• _REQUIRED WORK_:
Track down every line below that holds "false" and copy it.

• _INPUT DATA_:
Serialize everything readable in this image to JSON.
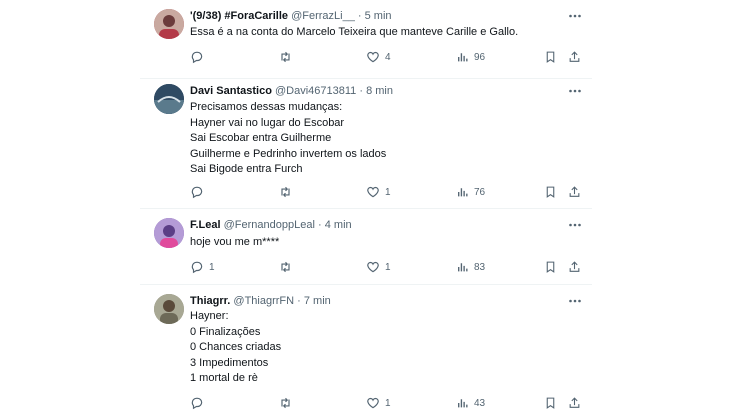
{
  "tweets": [
    {
      "name": "'(9/38) #ForaCarille",
      "handle": "@FerrazLi__",
      "separator": "·",
      "time": "5 min",
      "text": "Essa é a na conta do Marcelo Teixeira que manteve Carille e Gallo.",
      "replies": "",
      "retweets": "",
      "likes": "4",
      "views": "96",
      "avatar_color": "#b84a5a"
    },
    {
      "name": "Davi Santastico",
      "handle": "@Davi46713811",
      "separator": "·",
      "time": "8 min",
      "text": "Precisamos dessas mudanças:\nHayner vai no lugar do Escobar\nSai Escobar entra Guilherme\nGuilherme e Pedrinho invertem os lados\nSai Bigode entra Furch",
      "replies": "",
      "retweets": "",
      "likes": "1",
      "views": "76",
      "avatar_color": "#2f4a63"
    },
    {
      "name": "F.Leal",
      "handle": "@FernandoppLeal",
      "separator": "·",
      "time": "4 min",
      "text": "hoje vou me m****",
      "replies": "1",
      "retweets": "",
      "likes": "1",
      "views": "83",
      "avatar_color": "#7b5fa8"
    },
    {
      "name": "Thiagrr.",
      "handle": "@ThiagrrFN",
      "separator": "·",
      "time": "7 min",
      "text": "Hayner:\n0 Finalizações\n0 Chances criadas\n3 Impedimentos\n1 mortal de rè",
      "replies": "",
      "retweets": "",
      "likes": "1",
      "views": "43",
      "avatar_color": "#8a8a7a"
    }
  ],
  "icons": {
    "reply": "reply-icon",
    "retweet": "retweet-icon",
    "like": "like-icon",
    "views": "views-icon",
    "bookmark": "bookmark-icon",
    "share": "share-icon",
    "more": "more-icon"
  }
}
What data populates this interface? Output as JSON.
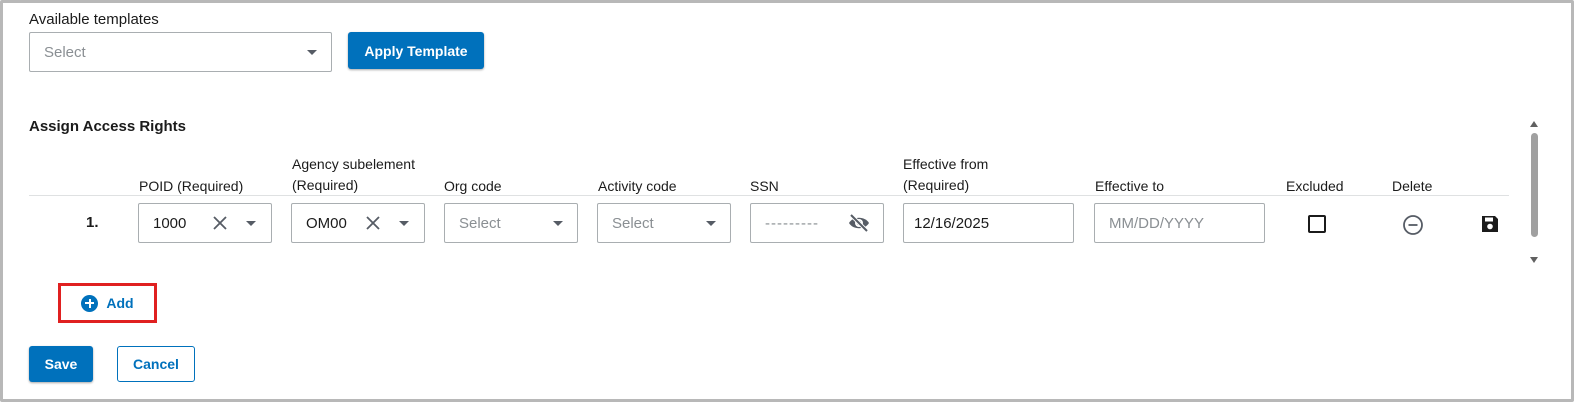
{
  "templates": {
    "label": "Available templates",
    "select_placeholder": "Select",
    "apply_button": "Apply Template"
  },
  "access_rights": {
    "title": "Assign Access Rights",
    "columns": {
      "poid": "POID (Required)",
      "agency_line1": "Agency subelement",
      "agency_line2": "(Required)",
      "org_code": "Org code",
      "activity_code": "Activity code",
      "ssn": "SSN",
      "effective_from_line1": "Effective from",
      "effective_from_line2": "(Required)",
      "effective_to": "Effective to",
      "excluded": "Excluded",
      "delete": "Delete"
    },
    "rows": [
      {
        "number": "1.",
        "poid": "1000",
        "agency": "OM00",
        "org_code_placeholder": "Select",
        "activity_code_placeholder": "Select",
        "ssn_masked": "---------",
        "effective_from": "12/16/2025",
        "effective_to_placeholder": "MM/DD/YYYY",
        "excluded": false
      }
    ],
    "add_button": "Add"
  },
  "footer": {
    "save_button": "Save",
    "cancel_button": "Cancel"
  },
  "icons": {
    "clear": "close-icon",
    "dropdown": "chevron-down-icon",
    "visibility": "eye-off-icon",
    "delete": "minus-circle-icon",
    "save": "floppy-disk-icon",
    "add": "plus-circle-icon"
  },
  "colors": {
    "primary": "#0071bc",
    "highlight": "#e02020"
  }
}
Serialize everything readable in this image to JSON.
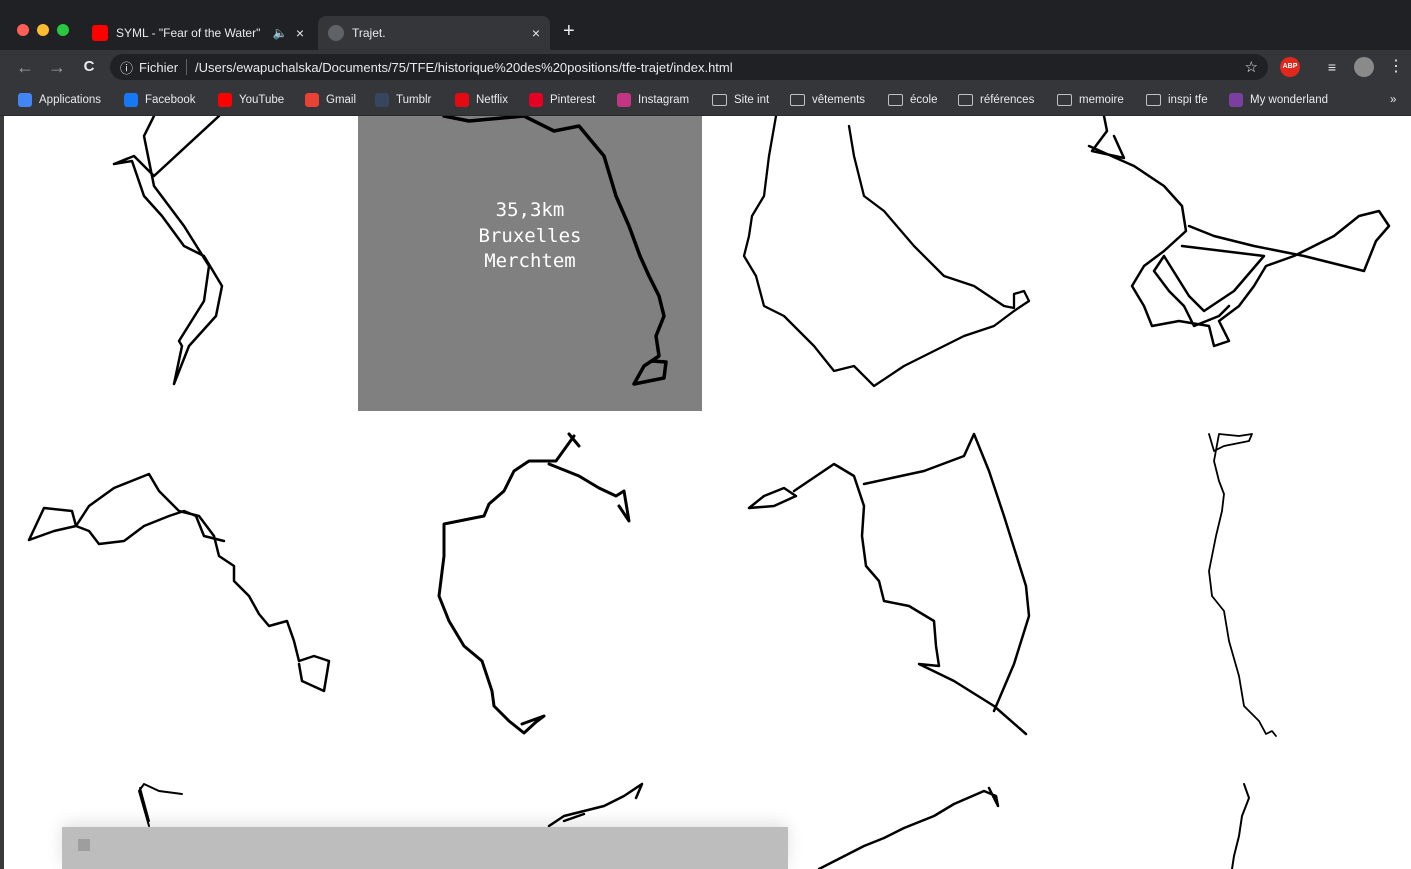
{
  "window": {
    "traffic_lights": [
      {
        "name": "close-dot",
        "color": "#ff5f57"
      },
      {
        "name": "minimize-dot",
        "color": "#febc2e"
      },
      {
        "name": "maximize-dot",
        "color": "#28c840"
      }
    ]
  },
  "tabs": [
    {
      "title": "SYML - \"Fear of the Water\"",
      "audio_icon": "🔈",
      "close": "×",
      "favicon_color": "#ff0000",
      "active": false
    },
    {
      "title": "Trajet.",
      "close": "×",
      "favicon_color": "#5f6368",
      "active": true
    }
  ],
  "new_tab_label": "+",
  "toolbar": {
    "back": "←",
    "forward": "→",
    "reload": "C",
    "info_icon": "ⓘ",
    "scheme_label": "Fichier",
    "url": "/Users/ewapuchalska/Documents/75/TFE/historique%20des%20positions/tfe-trajet/index.html",
    "star": "☆",
    "abp_label": "ABP",
    "menu": "⋮"
  },
  "bookmarks": {
    "items": [
      {
        "label": "Applications",
        "icon": "apps-icon",
        "color": "#4285f4"
      },
      {
        "label": "Facebook",
        "icon": "facebook-icon",
        "color": "#1877f2"
      },
      {
        "label": "YouTube",
        "icon": "youtube-icon",
        "color": "#ff0000"
      },
      {
        "label": "Gmail",
        "icon": "gmail-icon",
        "color": "#ea4335"
      },
      {
        "label": "Tumblr",
        "icon": "tumblr-icon",
        "color": "#36465d"
      },
      {
        "label": "Netflix",
        "icon": "netflix-icon",
        "color": "#e50914"
      },
      {
        "label": "Pinterest",
        "icon": "pinterest-icon",
        "color": "#e60023"
      },
      {
        "label": "Instagram",
        "icon": "instagram-icon",
        "color": "#c13584"
      },
      {
        "label": "Site int",
        "icon": "folder-icon",
        "color": "#bdc1c6"
      },
      {
        "label": "vêtements",
        "icon": "folder-icon",
        "color": "#bdc1c6"
      },
      {
        "label": "école",
        "icon": "folder-icon",
        "color": "#bdc1c6"
      },
      {
        "label": "références",
        "icon": "folder-icon",
        "color": "#bdc1c6"
      },
      {
        "label": "memoire",
        "icon": "folder-icon",
        "color": "#bdc1c6"
      },
      {
        "label": "inspi tfe",
        "icon": "folder-icon",
        "color": "#bdc1c6"
      },
      {
        "label": "My wonderland",
        "icon": "wonderland-icon",
        "color": "#7b3fa0"
      }
    ],
    "overflow": "»"
  },
  "page": {
    "highlight": {
      "distance": "35,3km",
      "from": "Bruxelles",
      "to": "Merchtem",
      "background": "#808080"
    },
    "track_color": "#000000"
  }
}
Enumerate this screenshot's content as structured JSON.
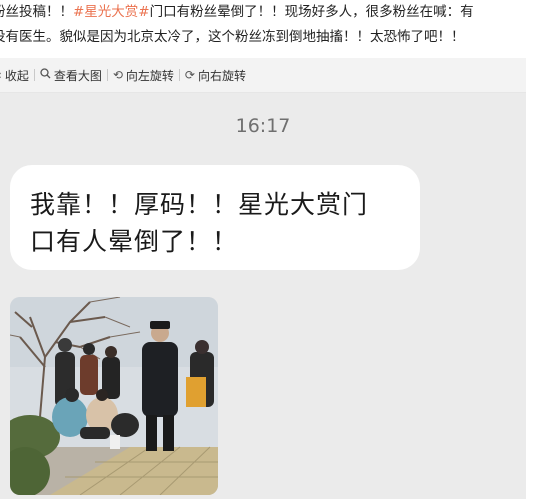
{
  "post": {
    "line1_prefix": "粉丝投稿！！",
    "hashtag": "#星光大赏#",
    "line1_suffix": "门口有粉丝晕倒了！！现场好多人，很多粉丝在喊：有",
    "line2": "没有医生。貌似是因为北京太冷了，这个粉丝冻到倒地抽搐！！太恐怖了吧！！"
  },
  "toolbar": {
    "collapse": "收起",
    "view_large": "查看大图",
    "rotate_left": "向左旋转",
    "rotate_right": "向右旋转"
  },
  "chat": {
    "time": "16:17",
    "message_line1": "我靠！！厚码！！星光大赏门",
    "message_line2": "口有人晕倒了！！"
  },
  "colors": {
    "hashtag": "#eb7350",
    "chat_bg": "#ebebeb",
    "bubble": "#ffffff"
  },
  "icons": [
    "collapse-icon",
    "magnifier-icon",
    "rotate-left-icon",
    "rotate-right-icon"
  ]
}
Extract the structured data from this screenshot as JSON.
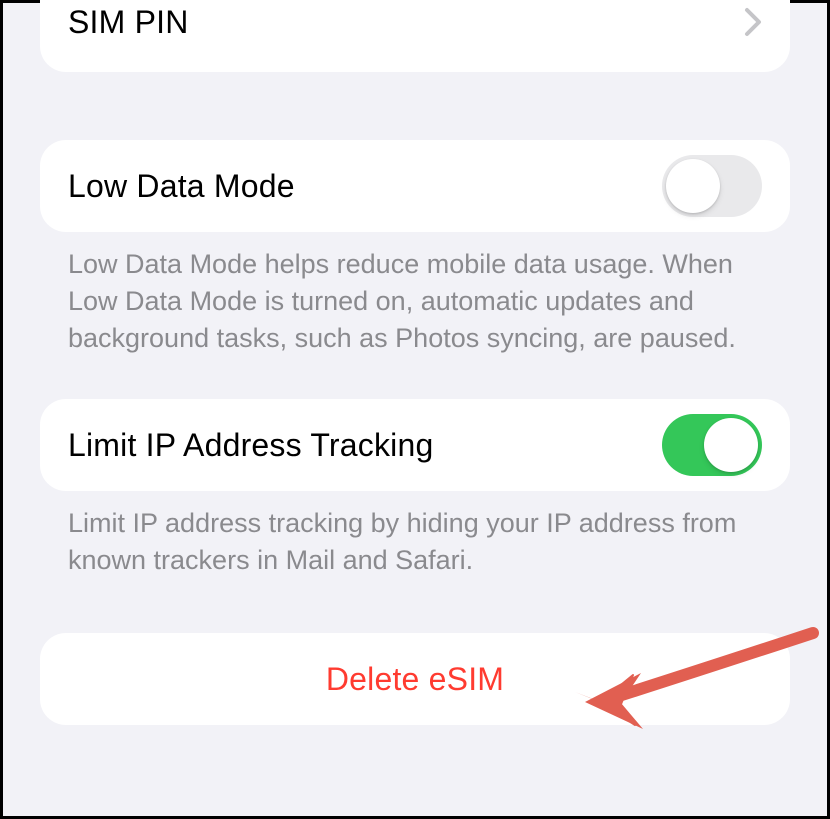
{
  "sim_pin": {
    "label": "SIM PIN"
  },
  "low_data_mode": {
    "label": "Low Data Mode",
    "enabled": false,
    "footer": "Low Data Mode helps reduce mobile data usage. When Low Data Mode is turned on, automatic updates and background tasks, such as Photos syncing, are paused."
  },
  "limit_ip_tracking": {
    "label": "Limit IP Address Tracking",
    "enabled": true,
    "footer": "Limit IP address tracking by hiding your IP address from known trackers in Mail and Safari."
  },
  "delete_esim": {
    "label": "Delete eSIM"
  },
  "annotation": {
    "arrow_color": "#e15f51"
  }
}
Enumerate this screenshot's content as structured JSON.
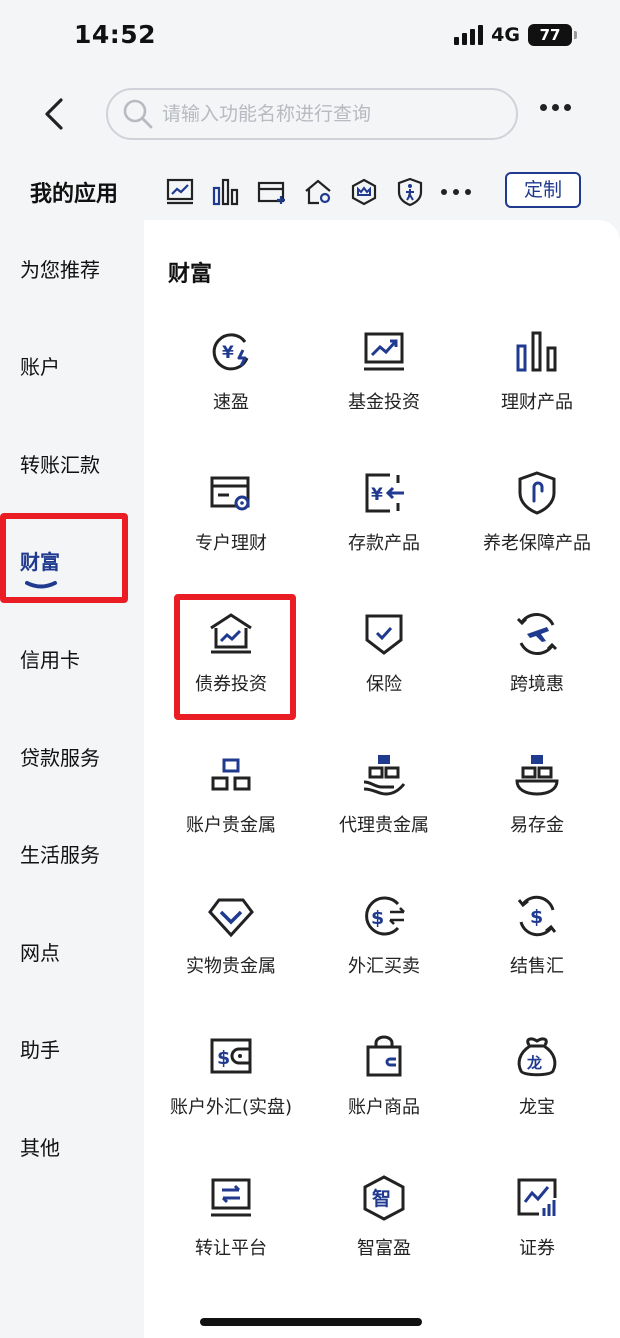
{
  "status_bar": {
    "time": "14:52",
    "network": "4G",
    "battery": "77"
  },
  "search": {
    "placeholder": "请输入功能名称进行查询"
  },
  "my_apps": {
    "title": "我的应用",
    "custom_label": "定制",
    "icons": [
      "chart-icon",
      "bars-icon",
      "card-add-icon",
      "house-location-icon",
      "crown-shield-icon",
      "person-shield-icon",
      "more-dots-icon"
    ]
  },
  "sidebar": {
    "items": [
      {
        "label": "为您推荐"
      },
      {
        "label": "账户"
      },
      {
        "label": "转账汇款"
      },
      {
        "label": "财富",
        "active": true
      },
      {
        "label": "信用卡"
      },
      {
        "label": "贷款服务"
      },
      {
        "label": "生活服务"
      },
      {
        "label": "网点"
      },
      {
        "label": "助手"
      },
      {
        "label": "其他"
      }
    ]
  },
  "section": {
    "title": "财富",
    "items": [
      {
        "label": "速盈",
        "icon": "yen-lightning-icon"
      },
      {
        "label": "基金投资",
        "icon": "monitor-chart-icon"
      },
      {
        "label": "理财产品",
        "icon": "bars-icon"
      },
      {
        "label": "专户理财",
        "icon": "card-lock-icon"
      },
      {
        "label": "存款产品",
        "icon": "yen-deposit-icon"
      },
      {
        "label": "养老保障产品",
        "icon": "shield-cane-icon"
      },
      {
        "label": "债券投资",
        "icon": "bank-chart-icon"
      },
      {
        "label": "保险",
        "icon": "shield-check-icon"
      },
      {
        "label": "跨境惠",
        "icon": "plane-globe-icon"
      },
      {
        "label": "账户贵金属",
        "icon": "gold-bars-icon"
      },
      {
        "label": "代理贵金属",
        "icon": "gold-hand-icon"
      },
      {
        "label": "易存金",
        "icon": "gold-bowl-icon"
      },
      {
        "label": "实物贵金属",
        "icon": "diamond-icon"
      },
      {
        "label": "外汇买卖",
        "icon": "dollar-exchange-icon"
      },
      {
        "label": "结售汇",
        "icon": "dollar-cycle-icon"
      },
      {
        "label": "账户外汇(实盘)",
        "icon": "dollar-wallet-icon"
      },
      {
        "label": "账户商品",
        "icon": "bag-icon"
      },
      {
        "label": "龙宝",
        "icon": "dragon-bag-icon"
      },
      {
        "label": "转让平台",
        "icon": "transfer-screen-icon"
      },
      {
        "label": "智富盈",
        "icon": "hexagon-zhi-icon"
      },
      {
        "label": "证券",
        "icon": "stock-chart-icon"
      }
    ]
  },
  "colors": {
    "accent": "#1f3a8f",
    "highlight": "#ea1c24"
  }
}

• _SOLVED EXERCISE_:
        "excluded": false
      "active": false
    "enabled": false,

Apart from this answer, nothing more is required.